JOB >> Copy out each line of the listing that has the word "gray" in it.

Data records

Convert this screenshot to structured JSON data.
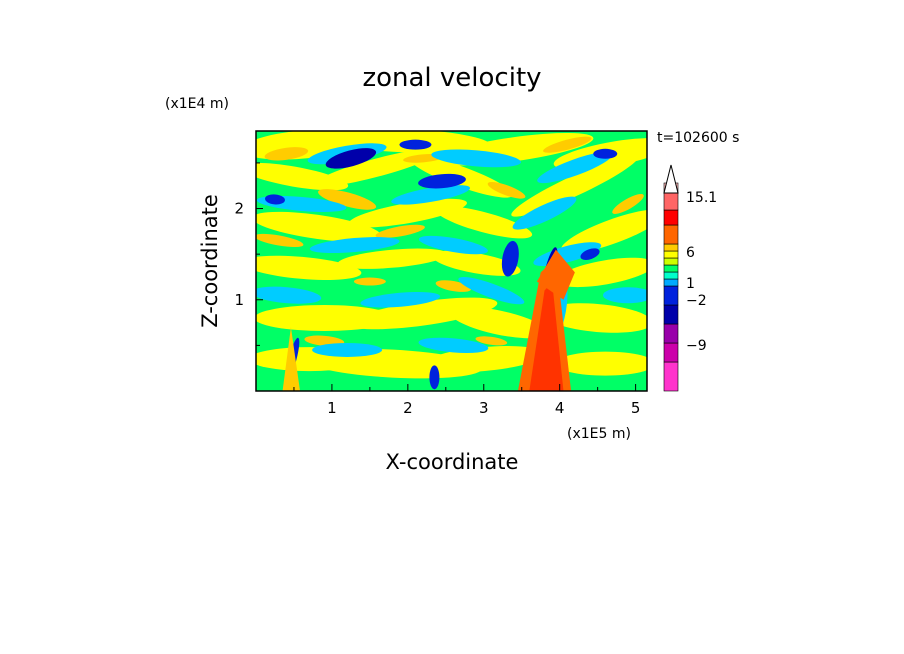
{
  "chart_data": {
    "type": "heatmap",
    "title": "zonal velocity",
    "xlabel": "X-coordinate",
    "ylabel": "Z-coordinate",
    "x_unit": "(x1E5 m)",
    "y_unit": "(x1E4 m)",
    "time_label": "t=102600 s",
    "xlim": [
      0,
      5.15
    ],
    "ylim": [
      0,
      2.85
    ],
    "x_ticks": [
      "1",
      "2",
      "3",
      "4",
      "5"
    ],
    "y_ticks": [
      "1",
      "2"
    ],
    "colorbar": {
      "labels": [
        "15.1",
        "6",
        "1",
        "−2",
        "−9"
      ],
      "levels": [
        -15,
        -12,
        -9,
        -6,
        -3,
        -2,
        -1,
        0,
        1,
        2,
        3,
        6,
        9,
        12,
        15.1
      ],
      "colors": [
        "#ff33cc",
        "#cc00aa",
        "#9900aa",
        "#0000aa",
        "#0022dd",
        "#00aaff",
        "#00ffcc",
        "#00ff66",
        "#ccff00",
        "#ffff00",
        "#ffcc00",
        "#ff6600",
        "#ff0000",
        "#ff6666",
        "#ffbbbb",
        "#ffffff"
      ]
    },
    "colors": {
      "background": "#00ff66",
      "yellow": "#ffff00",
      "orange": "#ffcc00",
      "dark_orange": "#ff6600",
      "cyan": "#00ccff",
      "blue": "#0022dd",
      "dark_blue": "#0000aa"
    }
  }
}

* * *

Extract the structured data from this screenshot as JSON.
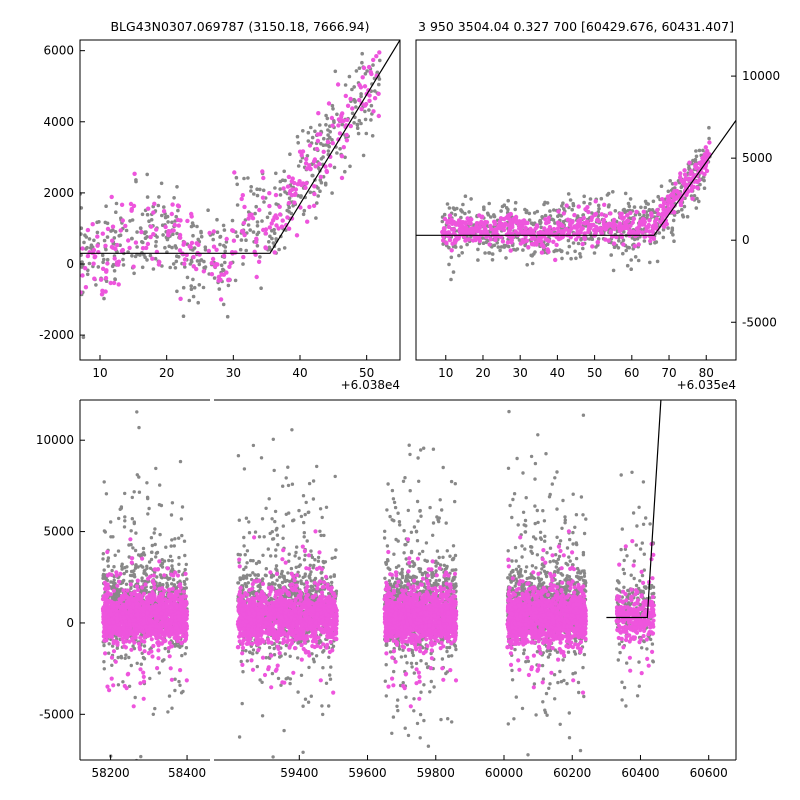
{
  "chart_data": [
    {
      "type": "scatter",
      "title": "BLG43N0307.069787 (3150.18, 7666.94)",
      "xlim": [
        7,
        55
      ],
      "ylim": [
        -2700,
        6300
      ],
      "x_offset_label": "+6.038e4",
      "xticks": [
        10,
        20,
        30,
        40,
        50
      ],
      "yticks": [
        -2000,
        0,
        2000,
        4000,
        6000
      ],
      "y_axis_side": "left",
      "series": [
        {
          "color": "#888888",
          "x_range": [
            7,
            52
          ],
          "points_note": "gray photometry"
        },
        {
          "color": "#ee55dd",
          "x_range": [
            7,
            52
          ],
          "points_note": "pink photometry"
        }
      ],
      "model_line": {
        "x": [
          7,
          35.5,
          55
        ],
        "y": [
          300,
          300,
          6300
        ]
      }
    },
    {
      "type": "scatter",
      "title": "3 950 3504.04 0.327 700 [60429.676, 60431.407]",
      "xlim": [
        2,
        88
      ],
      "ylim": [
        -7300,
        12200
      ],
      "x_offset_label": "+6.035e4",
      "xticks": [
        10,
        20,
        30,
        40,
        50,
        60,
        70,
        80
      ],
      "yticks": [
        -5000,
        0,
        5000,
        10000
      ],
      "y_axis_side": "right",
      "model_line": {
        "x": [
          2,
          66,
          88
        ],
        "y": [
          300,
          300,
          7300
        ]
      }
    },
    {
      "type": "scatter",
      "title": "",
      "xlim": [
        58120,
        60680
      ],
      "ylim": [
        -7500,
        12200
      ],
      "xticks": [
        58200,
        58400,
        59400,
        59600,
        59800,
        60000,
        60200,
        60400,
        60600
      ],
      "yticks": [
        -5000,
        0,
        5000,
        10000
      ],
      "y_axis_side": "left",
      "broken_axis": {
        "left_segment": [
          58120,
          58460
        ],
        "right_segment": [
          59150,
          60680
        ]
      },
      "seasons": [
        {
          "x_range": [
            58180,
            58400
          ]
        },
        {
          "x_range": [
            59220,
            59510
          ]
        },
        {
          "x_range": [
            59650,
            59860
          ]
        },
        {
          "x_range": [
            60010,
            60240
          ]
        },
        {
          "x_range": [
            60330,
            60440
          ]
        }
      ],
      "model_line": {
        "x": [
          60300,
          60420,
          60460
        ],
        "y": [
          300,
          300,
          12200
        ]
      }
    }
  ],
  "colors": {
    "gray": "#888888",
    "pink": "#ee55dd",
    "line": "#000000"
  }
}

...

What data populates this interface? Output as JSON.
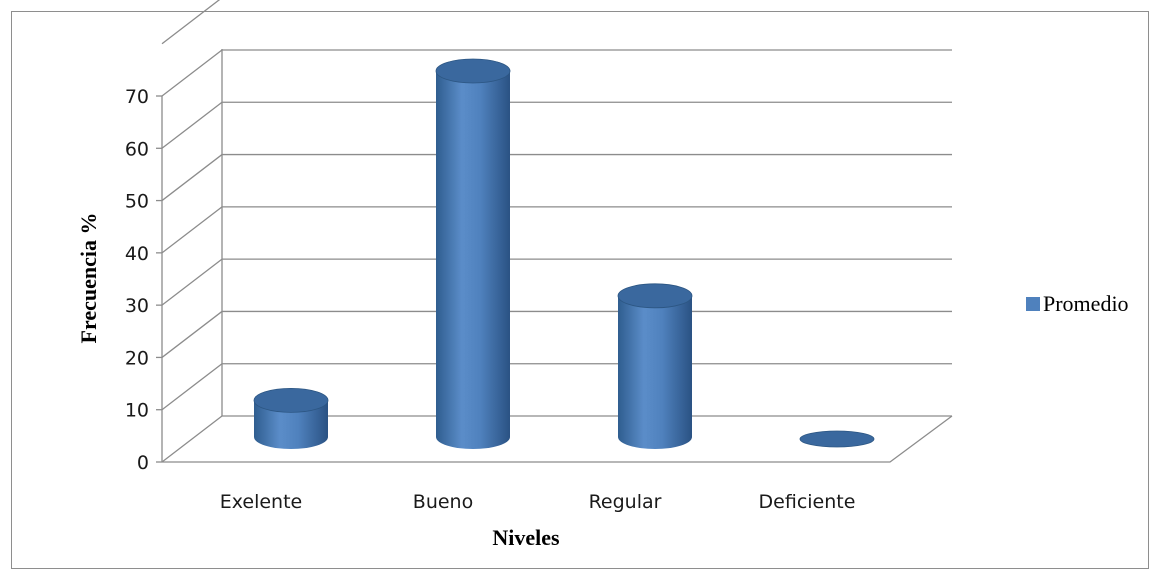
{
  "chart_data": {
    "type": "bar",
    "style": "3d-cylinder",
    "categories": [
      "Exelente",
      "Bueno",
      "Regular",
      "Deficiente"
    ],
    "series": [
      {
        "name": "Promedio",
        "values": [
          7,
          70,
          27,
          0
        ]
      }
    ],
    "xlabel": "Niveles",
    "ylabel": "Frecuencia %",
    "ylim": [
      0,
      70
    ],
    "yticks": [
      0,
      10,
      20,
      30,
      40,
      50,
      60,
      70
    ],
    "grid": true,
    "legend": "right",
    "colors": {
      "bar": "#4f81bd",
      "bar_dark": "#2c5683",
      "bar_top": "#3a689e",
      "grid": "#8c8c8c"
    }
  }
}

THE RESPONSE >>
          "points_note": "gray photometry"
    "gray": "#888888",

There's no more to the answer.